Dataset listings of figures
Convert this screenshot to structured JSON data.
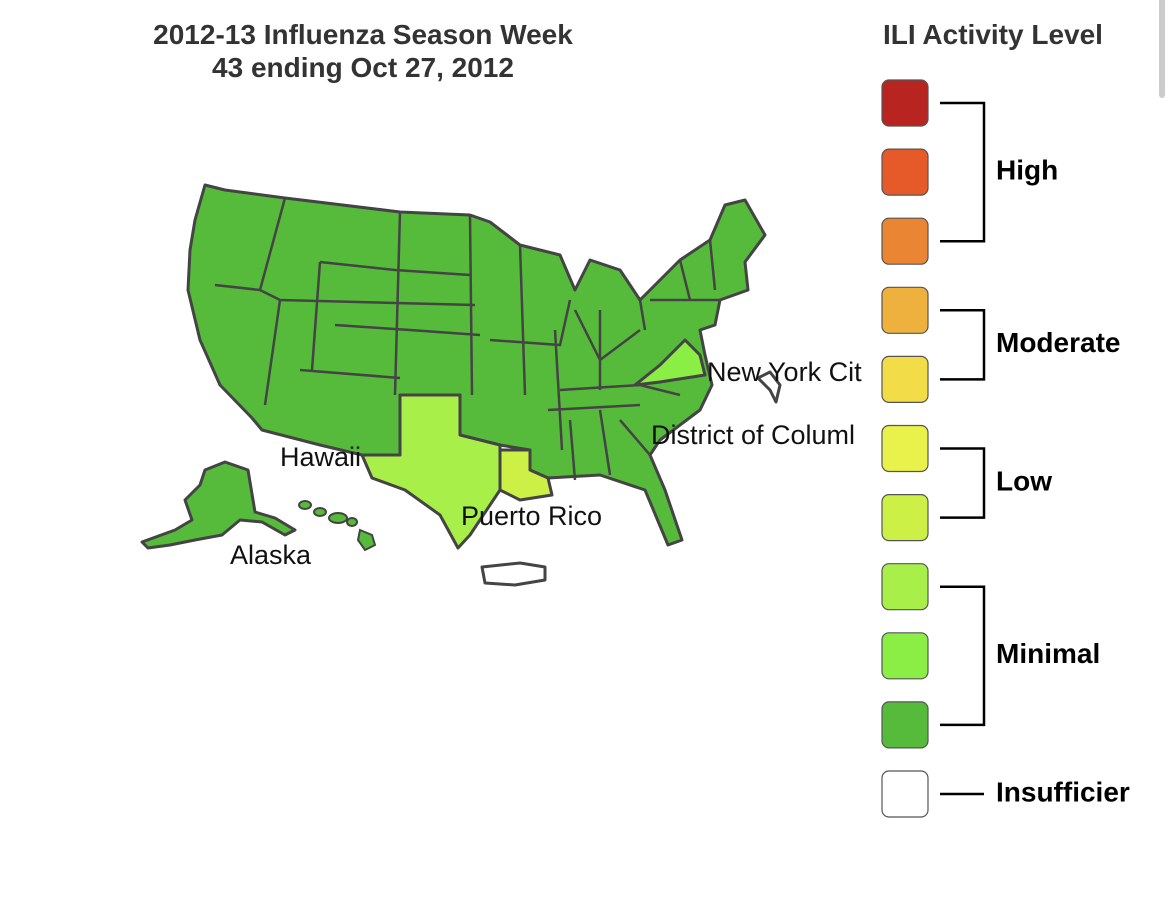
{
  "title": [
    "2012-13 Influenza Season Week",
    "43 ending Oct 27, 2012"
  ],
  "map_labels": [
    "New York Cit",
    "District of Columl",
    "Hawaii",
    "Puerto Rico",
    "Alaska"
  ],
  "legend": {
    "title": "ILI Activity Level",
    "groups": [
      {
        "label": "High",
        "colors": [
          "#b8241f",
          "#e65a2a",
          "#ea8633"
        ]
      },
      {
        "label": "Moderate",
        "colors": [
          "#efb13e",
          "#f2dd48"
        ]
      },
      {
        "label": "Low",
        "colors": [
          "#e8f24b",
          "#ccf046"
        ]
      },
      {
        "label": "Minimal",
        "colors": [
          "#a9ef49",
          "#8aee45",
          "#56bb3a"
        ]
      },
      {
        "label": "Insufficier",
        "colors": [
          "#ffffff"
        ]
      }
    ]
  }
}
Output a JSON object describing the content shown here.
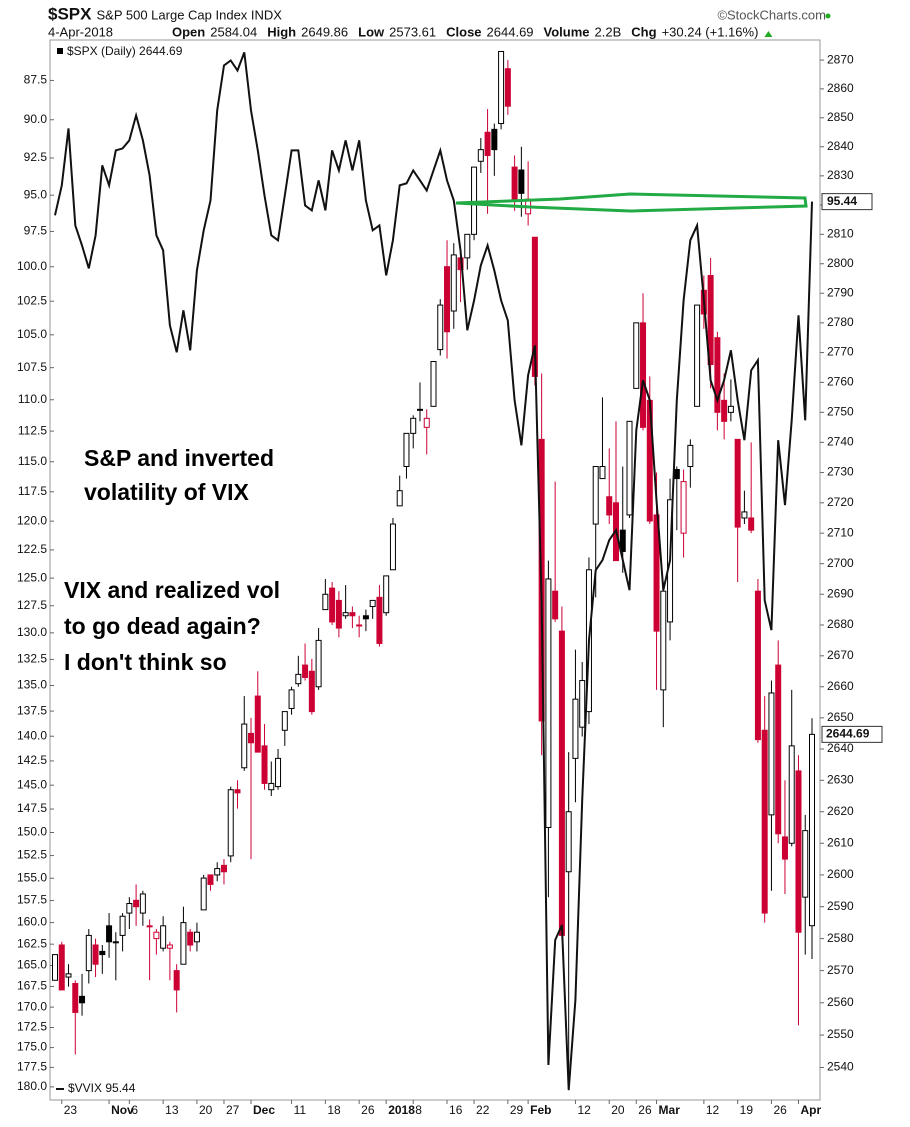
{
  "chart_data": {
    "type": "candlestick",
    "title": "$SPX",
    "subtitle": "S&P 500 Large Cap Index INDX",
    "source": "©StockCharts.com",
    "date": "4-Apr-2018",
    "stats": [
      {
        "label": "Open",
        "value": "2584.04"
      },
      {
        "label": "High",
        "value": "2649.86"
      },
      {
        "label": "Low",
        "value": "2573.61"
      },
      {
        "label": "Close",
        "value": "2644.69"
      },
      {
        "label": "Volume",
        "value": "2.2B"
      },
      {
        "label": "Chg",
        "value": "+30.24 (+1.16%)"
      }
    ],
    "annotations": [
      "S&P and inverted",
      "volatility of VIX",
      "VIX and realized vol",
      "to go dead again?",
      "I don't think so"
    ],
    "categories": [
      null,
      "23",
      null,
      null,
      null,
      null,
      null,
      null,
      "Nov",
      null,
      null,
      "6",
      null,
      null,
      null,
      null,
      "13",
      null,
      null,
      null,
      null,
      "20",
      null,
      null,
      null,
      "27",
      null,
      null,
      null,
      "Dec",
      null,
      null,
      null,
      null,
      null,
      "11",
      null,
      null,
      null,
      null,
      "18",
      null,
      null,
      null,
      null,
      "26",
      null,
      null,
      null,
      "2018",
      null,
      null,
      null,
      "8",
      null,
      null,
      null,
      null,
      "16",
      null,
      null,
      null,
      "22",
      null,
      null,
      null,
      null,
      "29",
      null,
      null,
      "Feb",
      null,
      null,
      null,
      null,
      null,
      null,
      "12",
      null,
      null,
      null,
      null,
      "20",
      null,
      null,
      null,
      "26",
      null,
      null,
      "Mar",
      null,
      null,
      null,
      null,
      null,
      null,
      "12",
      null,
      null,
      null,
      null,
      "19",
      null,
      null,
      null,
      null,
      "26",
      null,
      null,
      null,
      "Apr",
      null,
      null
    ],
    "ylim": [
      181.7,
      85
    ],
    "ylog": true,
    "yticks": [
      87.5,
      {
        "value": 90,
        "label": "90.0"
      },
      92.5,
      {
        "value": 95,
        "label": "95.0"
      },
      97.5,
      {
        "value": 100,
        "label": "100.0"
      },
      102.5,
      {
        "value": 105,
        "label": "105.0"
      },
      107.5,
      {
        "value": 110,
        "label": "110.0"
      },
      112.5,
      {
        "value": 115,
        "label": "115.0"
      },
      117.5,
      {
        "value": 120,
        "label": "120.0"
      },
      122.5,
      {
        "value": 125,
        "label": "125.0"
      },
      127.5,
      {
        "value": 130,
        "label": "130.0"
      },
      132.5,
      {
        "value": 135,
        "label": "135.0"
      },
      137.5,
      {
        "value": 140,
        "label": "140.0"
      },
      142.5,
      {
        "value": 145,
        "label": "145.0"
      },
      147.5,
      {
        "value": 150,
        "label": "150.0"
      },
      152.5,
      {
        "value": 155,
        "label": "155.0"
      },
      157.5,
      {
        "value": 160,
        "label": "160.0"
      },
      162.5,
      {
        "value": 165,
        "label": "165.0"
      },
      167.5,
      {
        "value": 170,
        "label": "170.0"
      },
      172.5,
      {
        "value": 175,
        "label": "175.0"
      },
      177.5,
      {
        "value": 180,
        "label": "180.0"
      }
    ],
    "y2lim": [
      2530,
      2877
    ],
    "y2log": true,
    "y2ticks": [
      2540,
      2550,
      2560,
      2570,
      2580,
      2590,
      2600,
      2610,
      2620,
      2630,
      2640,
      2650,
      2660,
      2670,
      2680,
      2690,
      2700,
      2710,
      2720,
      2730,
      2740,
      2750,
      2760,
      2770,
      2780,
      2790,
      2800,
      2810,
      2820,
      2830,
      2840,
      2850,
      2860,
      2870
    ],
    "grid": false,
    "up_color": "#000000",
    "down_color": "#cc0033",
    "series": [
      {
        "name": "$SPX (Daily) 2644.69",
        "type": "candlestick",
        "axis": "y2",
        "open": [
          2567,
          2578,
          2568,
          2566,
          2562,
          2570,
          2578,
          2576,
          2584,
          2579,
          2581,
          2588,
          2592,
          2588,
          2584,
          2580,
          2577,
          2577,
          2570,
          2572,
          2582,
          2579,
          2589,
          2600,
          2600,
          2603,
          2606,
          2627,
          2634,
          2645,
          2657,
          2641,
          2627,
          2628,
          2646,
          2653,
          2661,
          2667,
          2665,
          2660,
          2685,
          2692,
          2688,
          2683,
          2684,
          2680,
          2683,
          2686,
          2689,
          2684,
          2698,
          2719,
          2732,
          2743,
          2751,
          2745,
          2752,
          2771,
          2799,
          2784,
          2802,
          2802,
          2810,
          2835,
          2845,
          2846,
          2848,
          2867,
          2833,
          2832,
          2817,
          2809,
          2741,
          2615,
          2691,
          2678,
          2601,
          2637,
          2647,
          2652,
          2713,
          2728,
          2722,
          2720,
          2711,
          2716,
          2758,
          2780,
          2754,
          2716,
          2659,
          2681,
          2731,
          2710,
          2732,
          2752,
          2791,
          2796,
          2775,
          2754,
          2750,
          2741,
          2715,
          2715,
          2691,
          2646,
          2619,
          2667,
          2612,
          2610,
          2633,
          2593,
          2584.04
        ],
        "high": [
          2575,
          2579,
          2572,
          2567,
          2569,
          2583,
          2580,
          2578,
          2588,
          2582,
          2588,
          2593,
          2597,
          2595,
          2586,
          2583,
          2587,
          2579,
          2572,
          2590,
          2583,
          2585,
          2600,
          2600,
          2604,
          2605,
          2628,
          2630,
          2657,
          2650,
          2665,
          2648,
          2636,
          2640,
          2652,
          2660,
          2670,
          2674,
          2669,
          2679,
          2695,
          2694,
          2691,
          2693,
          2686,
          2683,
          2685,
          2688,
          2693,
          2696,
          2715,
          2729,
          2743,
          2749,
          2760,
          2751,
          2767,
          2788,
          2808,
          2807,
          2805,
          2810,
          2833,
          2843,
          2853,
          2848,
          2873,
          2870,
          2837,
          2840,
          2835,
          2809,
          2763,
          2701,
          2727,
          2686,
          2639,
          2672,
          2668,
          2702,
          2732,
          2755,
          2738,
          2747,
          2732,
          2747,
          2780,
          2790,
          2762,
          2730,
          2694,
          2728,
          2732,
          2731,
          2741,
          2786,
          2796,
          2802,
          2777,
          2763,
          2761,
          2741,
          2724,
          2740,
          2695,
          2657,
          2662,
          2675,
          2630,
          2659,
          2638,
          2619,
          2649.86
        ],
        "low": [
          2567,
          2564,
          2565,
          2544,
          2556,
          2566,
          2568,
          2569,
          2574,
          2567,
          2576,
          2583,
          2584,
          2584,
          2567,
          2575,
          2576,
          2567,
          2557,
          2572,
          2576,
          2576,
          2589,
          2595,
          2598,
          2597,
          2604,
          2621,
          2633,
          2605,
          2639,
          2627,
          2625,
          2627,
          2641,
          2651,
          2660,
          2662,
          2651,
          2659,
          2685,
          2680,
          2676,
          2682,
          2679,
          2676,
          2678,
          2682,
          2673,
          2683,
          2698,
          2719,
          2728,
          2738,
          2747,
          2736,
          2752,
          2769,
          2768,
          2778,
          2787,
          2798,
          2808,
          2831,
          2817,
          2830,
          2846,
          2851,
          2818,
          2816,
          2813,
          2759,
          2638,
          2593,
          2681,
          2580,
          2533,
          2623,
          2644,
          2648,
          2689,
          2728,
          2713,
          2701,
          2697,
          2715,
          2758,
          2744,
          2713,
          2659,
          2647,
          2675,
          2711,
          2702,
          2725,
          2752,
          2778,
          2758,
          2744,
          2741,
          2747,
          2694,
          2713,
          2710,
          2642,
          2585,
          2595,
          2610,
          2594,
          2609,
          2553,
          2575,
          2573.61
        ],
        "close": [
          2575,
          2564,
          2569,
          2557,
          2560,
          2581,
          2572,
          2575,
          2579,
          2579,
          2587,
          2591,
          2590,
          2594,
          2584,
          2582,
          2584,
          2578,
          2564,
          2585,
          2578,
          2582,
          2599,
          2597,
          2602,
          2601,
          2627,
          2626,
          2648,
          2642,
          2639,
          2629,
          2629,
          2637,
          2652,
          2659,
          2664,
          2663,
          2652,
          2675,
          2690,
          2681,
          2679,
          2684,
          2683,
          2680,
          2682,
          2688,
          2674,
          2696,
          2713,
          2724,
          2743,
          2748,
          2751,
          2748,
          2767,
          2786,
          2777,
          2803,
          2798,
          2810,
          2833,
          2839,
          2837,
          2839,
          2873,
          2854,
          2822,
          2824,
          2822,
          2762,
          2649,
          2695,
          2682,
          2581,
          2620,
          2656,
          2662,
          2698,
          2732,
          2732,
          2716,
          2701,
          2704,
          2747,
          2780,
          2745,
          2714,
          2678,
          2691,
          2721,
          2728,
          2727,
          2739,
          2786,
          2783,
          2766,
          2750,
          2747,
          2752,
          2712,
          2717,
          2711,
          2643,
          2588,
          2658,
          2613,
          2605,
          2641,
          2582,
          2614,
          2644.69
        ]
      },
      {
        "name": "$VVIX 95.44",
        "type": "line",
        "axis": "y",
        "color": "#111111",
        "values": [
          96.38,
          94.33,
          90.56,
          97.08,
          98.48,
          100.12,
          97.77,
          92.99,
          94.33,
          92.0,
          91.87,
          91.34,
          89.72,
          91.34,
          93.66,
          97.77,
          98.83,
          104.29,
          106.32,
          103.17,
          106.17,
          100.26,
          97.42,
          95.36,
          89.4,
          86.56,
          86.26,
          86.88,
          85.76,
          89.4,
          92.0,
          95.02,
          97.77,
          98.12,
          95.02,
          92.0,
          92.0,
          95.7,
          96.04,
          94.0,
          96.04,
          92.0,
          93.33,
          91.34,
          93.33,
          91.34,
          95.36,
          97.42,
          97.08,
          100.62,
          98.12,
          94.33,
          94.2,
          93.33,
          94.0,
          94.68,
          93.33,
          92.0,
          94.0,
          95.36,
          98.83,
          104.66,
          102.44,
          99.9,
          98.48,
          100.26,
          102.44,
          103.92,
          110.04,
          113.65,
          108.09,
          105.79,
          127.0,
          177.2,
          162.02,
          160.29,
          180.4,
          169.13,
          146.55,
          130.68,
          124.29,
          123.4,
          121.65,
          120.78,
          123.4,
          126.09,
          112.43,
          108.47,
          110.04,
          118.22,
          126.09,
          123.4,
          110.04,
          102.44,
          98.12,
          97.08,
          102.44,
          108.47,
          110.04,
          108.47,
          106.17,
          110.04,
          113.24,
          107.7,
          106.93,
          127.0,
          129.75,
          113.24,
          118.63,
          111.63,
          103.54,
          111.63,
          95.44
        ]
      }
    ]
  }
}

WHAT IS NEEDED
Look through the lines above and collect those with the word "candlestick".

ANSWER FOR THIS EXERCISE
    "type": "candlestick",
        "type": "candlestick",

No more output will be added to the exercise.